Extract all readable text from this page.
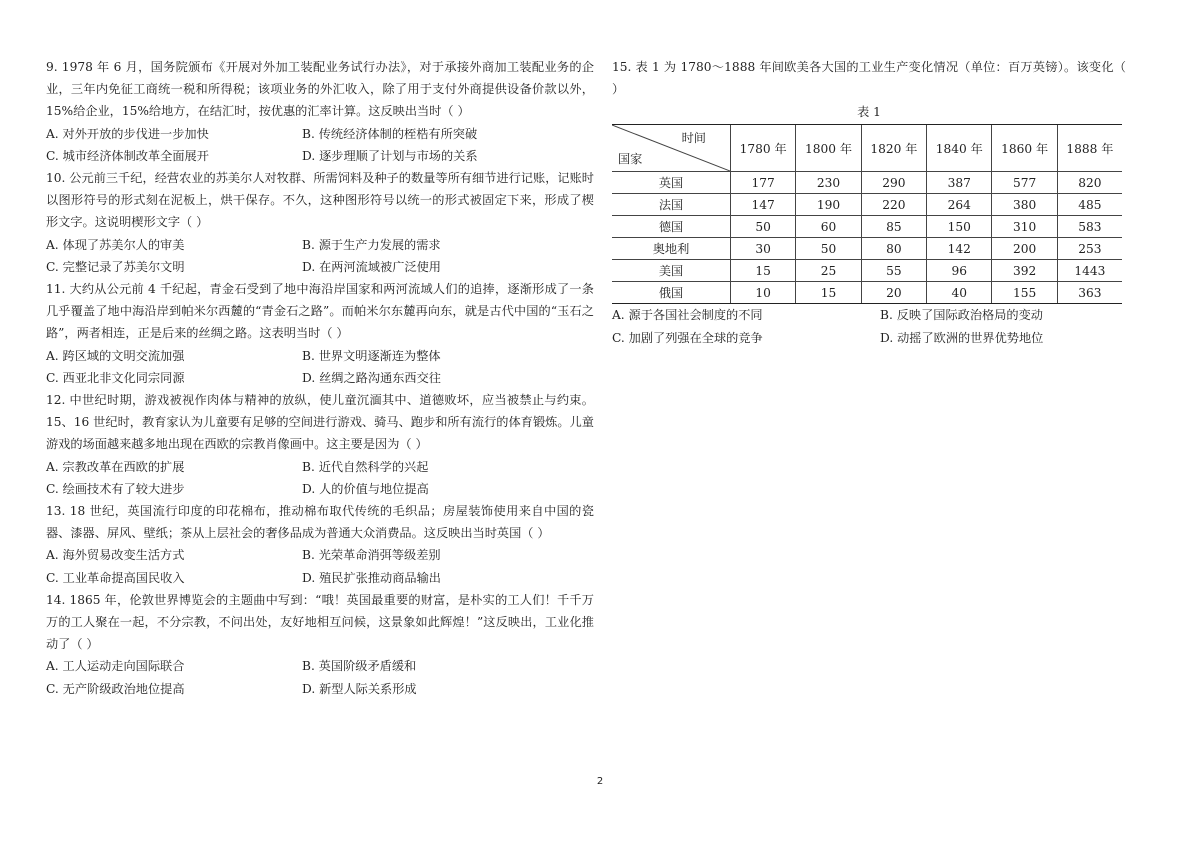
9. 1978 年 6 月，国务院颁布《开展对外加工装配业务试行办法》，对于承接外商加工装配业务的企业，三年内免征工商统一税和所得税；该项业务的外汇收入，除了用于支付外商提供设备价款以外，15%给企业，15%给地方，在结汇时，按优惠的汇率计算。这反映出当时（ ）

A. 对外开放的步伐进一步加快	B. 传统经济体制的桎梏有所突破
C. 城市经济体制改革全面展开	D. 逐步理顺了计划与市场的关系

10. 公元前三千纪，经营农业的苏美尔人对牧群、所需饲料及种子的数量等所有细节进行记账，记账时以图形符号的形式刻在泥板上，烘干保存。不久，这种图形符号以统一的形式被固定下来，形成了楔形文字。这说明楔形文字（ ）

A. 体现了苏美尔人的审美	B. 源于生产力发展的需求
C. 完整记录了苏美尔文明	D. 在两河流域被广泛使用

11. 大约从公元前 4 千纪起，青金石受到了地中海沿岸国家和两河流域人们的追捧，逐渐形成了一条几乎覆盖了地中海沿岸到帕米尔西麓的“青金石之路”。而帕米尔东麓再向东，就是古代中国的“玉石之路”，两者相连，正是后来的丝绸之路。这表明当时（ ）

A. 跨区域的文明交流加强	B. 世界文明逐渐连为整体
C. 西亚北非文化同宗同源	D. 丝绸之路沟通东西交往

12. 中世纪时期，游戏被视作肉体与精神的放纵，使儿童沉湎其中、道德败坏，应当被禁止与约束。15、16 世纪时，教育家认为儿童要有足够的空间进行游戏、骑马、跑步和所有流行的体育锻炼。儿童游戏的场面越来越多地出现在西欧的宗教肖像画中。这主要是因为（ ）

A. 宗教改革在西欧的扩展	B. 近代自然科学的兴起
C. 绘画技术有了较大进步	D. 人的价值与地位提高

13. 18 世纪，英国流行印度的印花棉布，推动棉布取代传统的毛织品；房屋装饰使用来自中国的瓷器、漆器、屏风、壁纸；茶从上层社会的奢侈品成为普通大众消费品。这反映出当时英国（ ）

A. 海外贸易改变生活方式	B. 光荣革命消弭等级差别
C. 工业革命提高国民收入	D. 殖民扩张推动商品输出

14. 1865 年，伦敦世界博览会的主题曲中写到：“哦！英国最重要的财富，是朴实的工人们！千千万万的工人聚在一起，不分宗教，不问出处，友好地相互问候，这景象如此辉煌！”这反映出，工业化推动了（ ）

A. 工人运动走向国际联合	B. 英国阶级矛盾缓和
C. 无产阶级政治地位提高	D. 新型人际关系形成

15. 表 1 为 1780～1888 年间欧美各大国的工业生产变化情况（单位：百万英镑）。该变化（ ）

表 1
时间
国家	1780 年	1800 年	1820 年	1840 年	1860 年	1888 年
英国	177	230	290	387	577	820
法国	147	190	220	264	380	485
德国	50	60	85	150	310	583
奥地利	30	50	80	142	200	253
美国	15	25	55	96	392	1443
俄国	10	15	20	40	155	363
A. 源于各国社会制度的不同	B. 反映了国际政治格局的变动
C. 加剧了列强在全球的竞争	D. 动摇了欧洲的世界优势地位
2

**GOAL**
Restate each entry word for word, please, but drop any images it holds.

**REPLY**
Extract all readable text from this page.
9. 1978 年 6 月，国务院颁布《开展对外加工装配业务试行办法》，对于承接外商加工装配业务的企业，三年内免征工商统一税和所得税；该项业务的外汇收入，除了用于支付外商提供设备价款以外，15%给企业，15%给地方，在结汇时，按优惠的汇率计算。这反映出当时（ ）

A. 对外开放的步伐进一步加快	B. 传统经济体制的桎梏有所突破
C. 城市经济体制改革全面展开	D. 逐步理顺了计划与市场的关系

10. 公元前三千纪，经营农业的苏美尔人对牧群、所需饲料及种子的数量等所有细节进行记账，记账时以图形符号的形式刻在泥板上，烘干保存。不久，这种图形符号以统一的形式被固定下来，形成了楔形文字。这说明楔形文字（ ）

A. 体现了苏美尔人的审美	B. 源于生产力发展的需求
C. 完整记录了苏美尔文明	D. 在两河流域被广泛使用

11. 大约从公元前 4 千纪起，青金石受到了地中海沿岸国家和两河流域人们的追捧，逐渐形成了一条几乎覆盖了地中海沿岸到帕米尔西麓的“青金石之路”。而帕米尔东麓再向东，就是古代中国的“玉石之路”，两者相连，正是后来的丝绸之路。这表明当时（ ）

A. 跨区域的文明交流加强	B. 世界文明逐渐连为整体
C. 西亚北非文化同宗同源	D. 丝绸之路沟通东西交往

12. 中世纪时期，游戏被视作肉体与精神的放纵，使儿童沉湎其中、道德败坏，应当被禁止与约束。15、16 世纪时，教育家认为儿童要有足够的空间进行游戏、骑马、跑步和所有流行的体育锻炼。儿童游戏的场面越来越多地出现在西欧的宗教肖像画中。这主要是因为（ ）

A. 宗教改革在西欧的扩展	B. 近代自然科学的兴起
C. 绘画技术有了较大进步	D. 人的价值与地位提高

13. 18 世纪，英国流行印度的印花棉布，推动棉布取代传统的毛织品；房屋装饰使用来自中国的瓷器、漆器、屏风、壁纸；茶从上层社会的奢侈品成为普通大众消费品。这反映出当时英国（ ）

A. 海外贸易改变生活方式	B. 光荣革命消弭等级差别
C. 工业革命提高国民收入	D. 殖民扩张推动商品输出

14. 1865 年，伦敦世界博览会的主题曲中写到：“哦！英国最重要的财富，是朴实的工人们！千千万万的工人聚在一起，不分宗教，不问出处，友好地相互问候，这景象如此辉煌！”这反映出，工业化推动了（ ）

A. 工人运动走向国际联合	B. 英国阶级矛盾缓和
C. 无产阶级政治地位提高	D. 新型人际关系形成

15. 表 1 为 1780～1888 年间欧美各大国的工业生产变化情况（单位：百万英镑）。该变化（ ）

表 1
时间
国家	1780 年	1800 年	1820 年	1840 年	1860 年	1888 年
英国	177	230	290	387	577	820
法国	147	190	220	264	380	485
德国	50	60	85	150	310	583
奥地利	30	50	80	142	200	253
美国	15	25	55	96	392	1443
俄国	10	15	20	40	155	363
A. 源于各国社会制度的不同	B. 反映了国际政治格局的变动
C. 加剧了列强在全球的竞争	D. 动摇了欧洲的世界优势地位
2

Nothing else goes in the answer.